Start Records to process

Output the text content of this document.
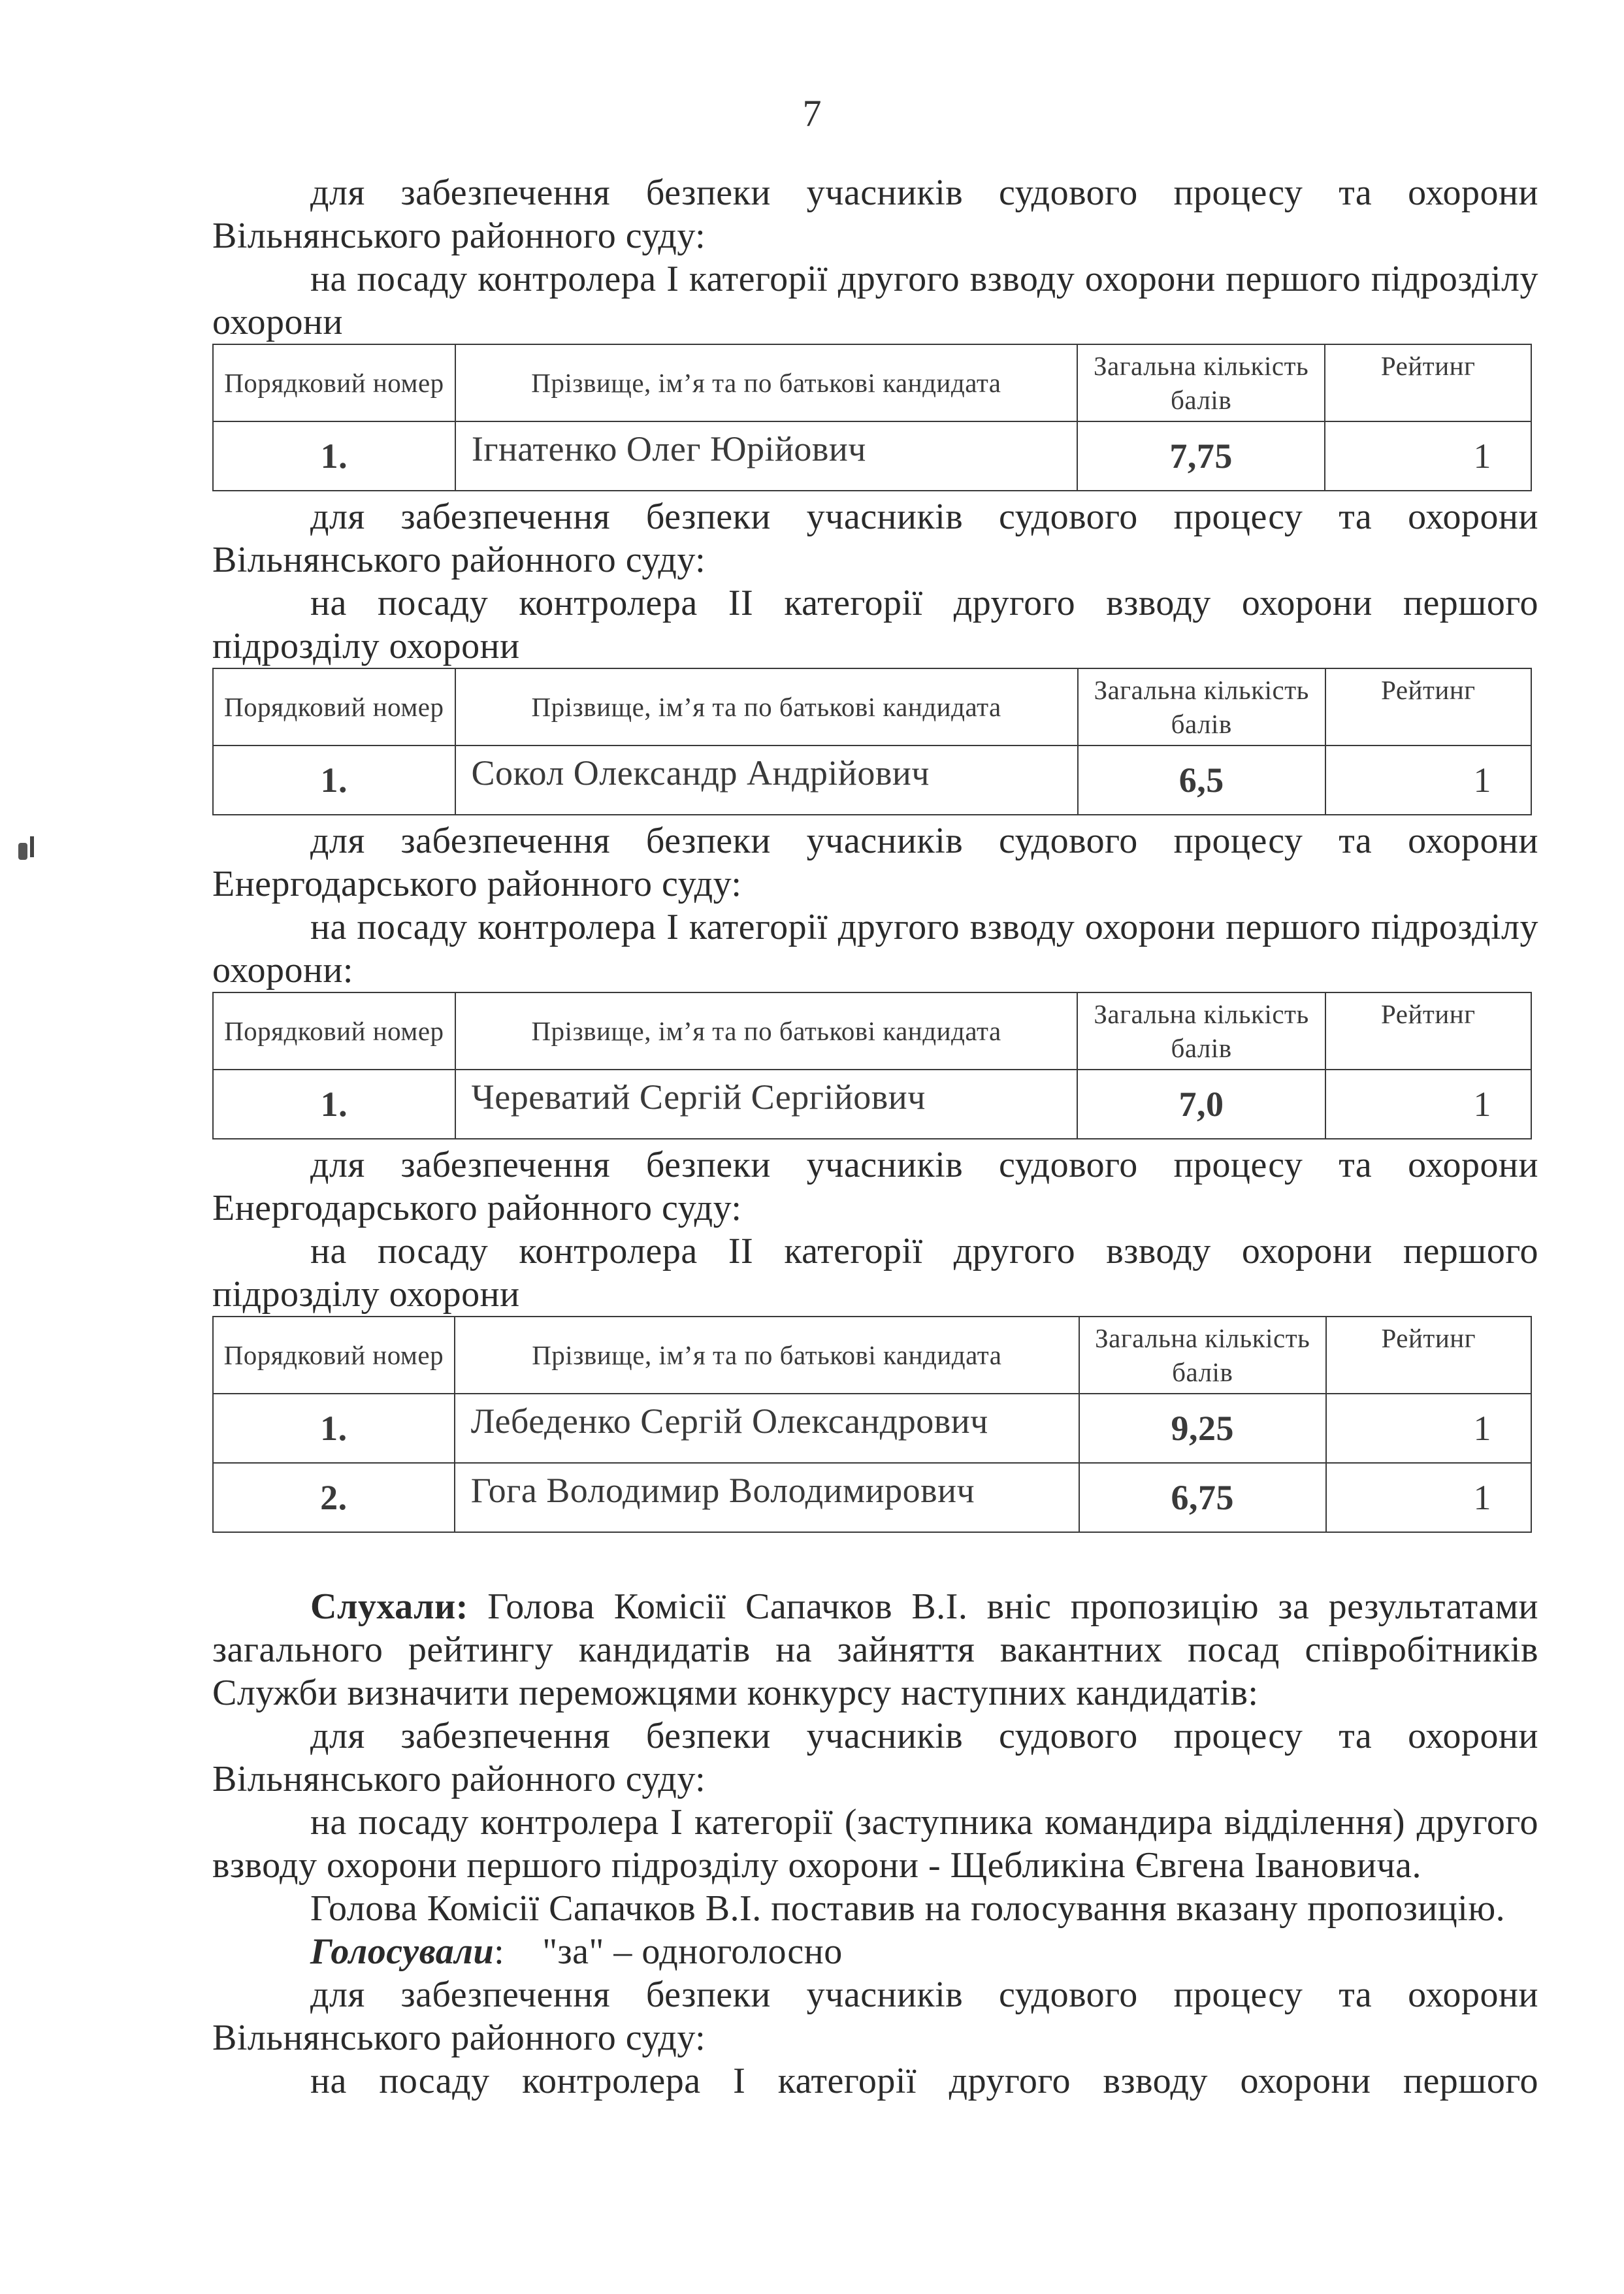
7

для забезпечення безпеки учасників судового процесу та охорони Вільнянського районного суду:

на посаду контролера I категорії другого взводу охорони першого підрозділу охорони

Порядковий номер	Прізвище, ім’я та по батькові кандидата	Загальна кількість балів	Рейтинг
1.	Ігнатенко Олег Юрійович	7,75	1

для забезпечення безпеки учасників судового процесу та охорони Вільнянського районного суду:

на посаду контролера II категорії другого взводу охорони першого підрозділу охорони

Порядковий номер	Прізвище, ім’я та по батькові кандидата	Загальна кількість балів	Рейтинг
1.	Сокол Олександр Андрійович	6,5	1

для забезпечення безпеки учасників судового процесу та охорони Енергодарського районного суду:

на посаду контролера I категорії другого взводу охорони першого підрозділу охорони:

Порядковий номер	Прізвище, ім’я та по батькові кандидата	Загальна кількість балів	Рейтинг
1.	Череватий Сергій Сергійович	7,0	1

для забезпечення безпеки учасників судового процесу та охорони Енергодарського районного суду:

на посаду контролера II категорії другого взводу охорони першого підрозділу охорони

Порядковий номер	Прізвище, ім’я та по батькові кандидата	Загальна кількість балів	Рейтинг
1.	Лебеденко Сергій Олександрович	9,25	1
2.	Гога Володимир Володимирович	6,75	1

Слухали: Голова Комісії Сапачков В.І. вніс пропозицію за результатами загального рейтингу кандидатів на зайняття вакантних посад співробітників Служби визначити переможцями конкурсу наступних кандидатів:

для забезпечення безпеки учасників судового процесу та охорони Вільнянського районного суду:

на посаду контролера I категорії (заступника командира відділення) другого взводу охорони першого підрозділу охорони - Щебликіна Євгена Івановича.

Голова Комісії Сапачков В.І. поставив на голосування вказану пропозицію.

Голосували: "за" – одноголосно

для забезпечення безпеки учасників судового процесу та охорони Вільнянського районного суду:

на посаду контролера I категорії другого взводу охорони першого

End Records to process
Start Records to process

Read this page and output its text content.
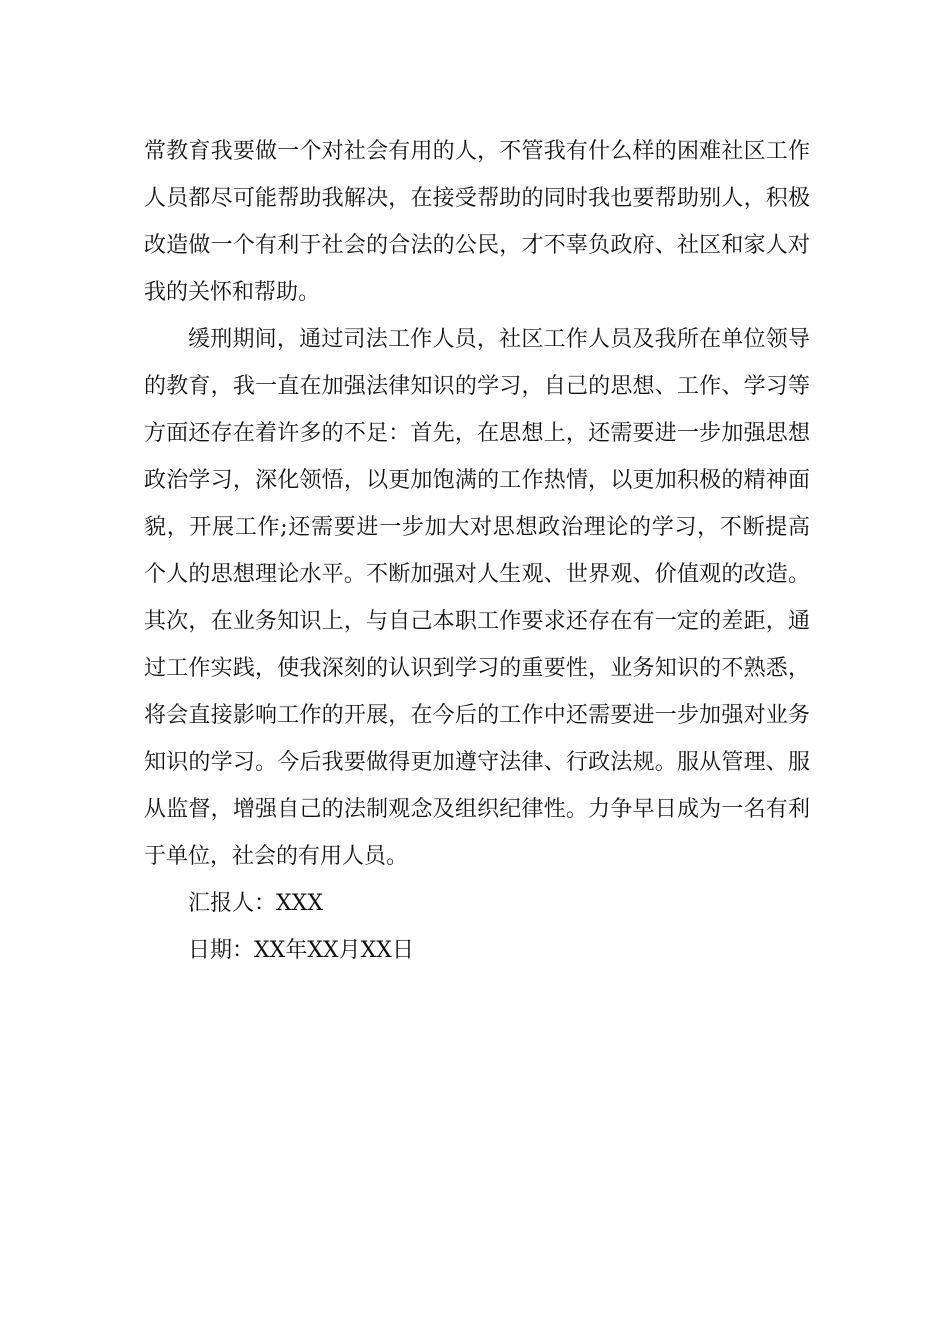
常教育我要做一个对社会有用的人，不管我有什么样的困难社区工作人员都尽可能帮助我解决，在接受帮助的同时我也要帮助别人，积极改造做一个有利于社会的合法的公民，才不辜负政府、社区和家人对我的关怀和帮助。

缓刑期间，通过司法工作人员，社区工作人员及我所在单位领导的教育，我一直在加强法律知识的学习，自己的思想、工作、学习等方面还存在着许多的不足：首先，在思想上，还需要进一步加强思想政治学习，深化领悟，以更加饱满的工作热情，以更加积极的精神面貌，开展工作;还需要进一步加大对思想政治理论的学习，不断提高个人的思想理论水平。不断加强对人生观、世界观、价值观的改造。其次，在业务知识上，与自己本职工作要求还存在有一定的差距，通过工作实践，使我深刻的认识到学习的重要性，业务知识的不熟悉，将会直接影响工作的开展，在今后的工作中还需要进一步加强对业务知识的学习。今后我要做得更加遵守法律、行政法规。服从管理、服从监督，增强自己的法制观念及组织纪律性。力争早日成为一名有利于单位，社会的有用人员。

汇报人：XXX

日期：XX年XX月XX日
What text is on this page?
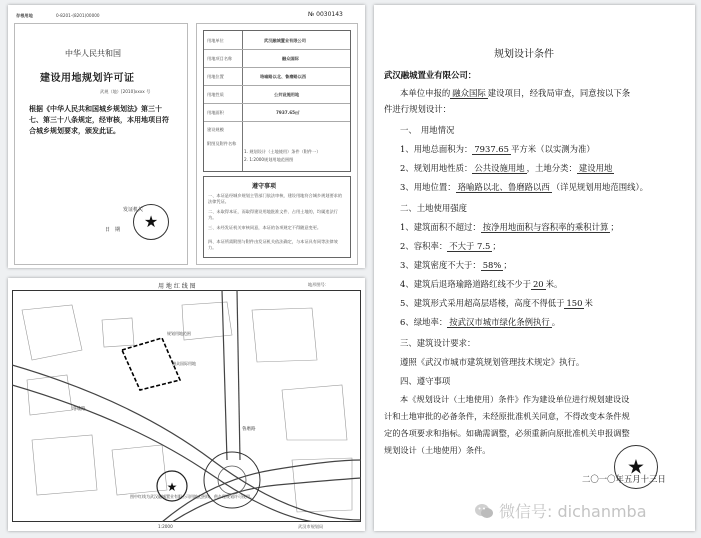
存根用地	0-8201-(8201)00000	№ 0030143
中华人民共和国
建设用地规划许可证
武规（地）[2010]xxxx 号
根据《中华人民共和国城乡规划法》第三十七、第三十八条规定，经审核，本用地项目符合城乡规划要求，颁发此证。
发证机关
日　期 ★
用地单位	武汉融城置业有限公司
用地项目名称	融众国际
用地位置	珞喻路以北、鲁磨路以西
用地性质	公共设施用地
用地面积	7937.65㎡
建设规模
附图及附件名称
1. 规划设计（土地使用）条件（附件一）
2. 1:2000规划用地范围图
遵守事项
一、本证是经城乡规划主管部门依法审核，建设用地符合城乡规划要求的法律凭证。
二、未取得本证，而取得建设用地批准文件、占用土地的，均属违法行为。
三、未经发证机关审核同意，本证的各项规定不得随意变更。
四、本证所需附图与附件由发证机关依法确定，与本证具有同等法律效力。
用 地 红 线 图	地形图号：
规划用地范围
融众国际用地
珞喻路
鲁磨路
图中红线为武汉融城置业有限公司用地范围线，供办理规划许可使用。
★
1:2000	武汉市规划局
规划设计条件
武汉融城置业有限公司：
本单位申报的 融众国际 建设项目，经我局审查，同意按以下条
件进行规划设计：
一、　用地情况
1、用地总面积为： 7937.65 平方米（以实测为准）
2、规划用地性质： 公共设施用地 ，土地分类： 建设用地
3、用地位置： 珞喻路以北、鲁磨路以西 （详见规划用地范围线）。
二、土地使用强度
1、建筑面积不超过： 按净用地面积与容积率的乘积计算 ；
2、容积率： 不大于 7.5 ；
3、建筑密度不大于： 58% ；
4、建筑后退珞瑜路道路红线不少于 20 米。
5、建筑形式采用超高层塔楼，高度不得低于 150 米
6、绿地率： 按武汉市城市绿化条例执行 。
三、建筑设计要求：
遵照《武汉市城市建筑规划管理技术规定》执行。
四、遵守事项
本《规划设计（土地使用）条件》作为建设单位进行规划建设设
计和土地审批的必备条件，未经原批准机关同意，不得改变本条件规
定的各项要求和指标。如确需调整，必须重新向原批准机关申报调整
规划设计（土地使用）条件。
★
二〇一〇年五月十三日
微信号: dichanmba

End Records to process
Start Records to process

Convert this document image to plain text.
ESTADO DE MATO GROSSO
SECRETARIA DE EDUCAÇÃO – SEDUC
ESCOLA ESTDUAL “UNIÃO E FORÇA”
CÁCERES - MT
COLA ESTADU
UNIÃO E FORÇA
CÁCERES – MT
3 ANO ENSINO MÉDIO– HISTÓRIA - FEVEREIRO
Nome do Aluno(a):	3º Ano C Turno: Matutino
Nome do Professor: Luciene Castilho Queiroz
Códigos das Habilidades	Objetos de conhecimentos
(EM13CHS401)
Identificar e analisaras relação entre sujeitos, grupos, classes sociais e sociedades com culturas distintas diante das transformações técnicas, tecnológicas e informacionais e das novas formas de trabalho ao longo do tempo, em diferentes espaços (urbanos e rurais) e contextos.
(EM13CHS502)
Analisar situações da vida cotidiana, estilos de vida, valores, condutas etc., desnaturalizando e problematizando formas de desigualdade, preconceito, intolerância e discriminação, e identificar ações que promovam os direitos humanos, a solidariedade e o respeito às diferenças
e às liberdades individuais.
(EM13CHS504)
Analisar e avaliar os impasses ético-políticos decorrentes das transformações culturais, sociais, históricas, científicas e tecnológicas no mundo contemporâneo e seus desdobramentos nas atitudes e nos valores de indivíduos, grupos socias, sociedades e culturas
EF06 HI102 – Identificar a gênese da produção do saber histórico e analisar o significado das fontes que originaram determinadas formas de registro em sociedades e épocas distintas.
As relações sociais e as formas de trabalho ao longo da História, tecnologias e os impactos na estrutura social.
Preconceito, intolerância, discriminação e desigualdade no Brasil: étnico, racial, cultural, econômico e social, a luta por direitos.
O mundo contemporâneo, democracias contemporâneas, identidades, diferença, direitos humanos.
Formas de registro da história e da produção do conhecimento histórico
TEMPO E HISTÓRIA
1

End Records to process

** Exercise brief **
Select the lines in this material that hold the word "grupos", leaving none out.

** Correct response **
Identificar e analisaras relação entre sujeitos, grupos, classes sociais e sociedades com culturas distintas diante das transformações técnicas, tecnológicas e informacionais e das novas formas de trabalho ao longo do tempo, em diferentes espaços (urbanos e rurais) e contextos.
Analisar e avaliar os impasses ético-políticos decorrentes das transformações culturais, sociais, históricas, científicas e tecnológicas no mundo contemporâneo e seus desdobramentos nas atitudes e nos valores de indivíduos, grupos socias, sociedades e culturas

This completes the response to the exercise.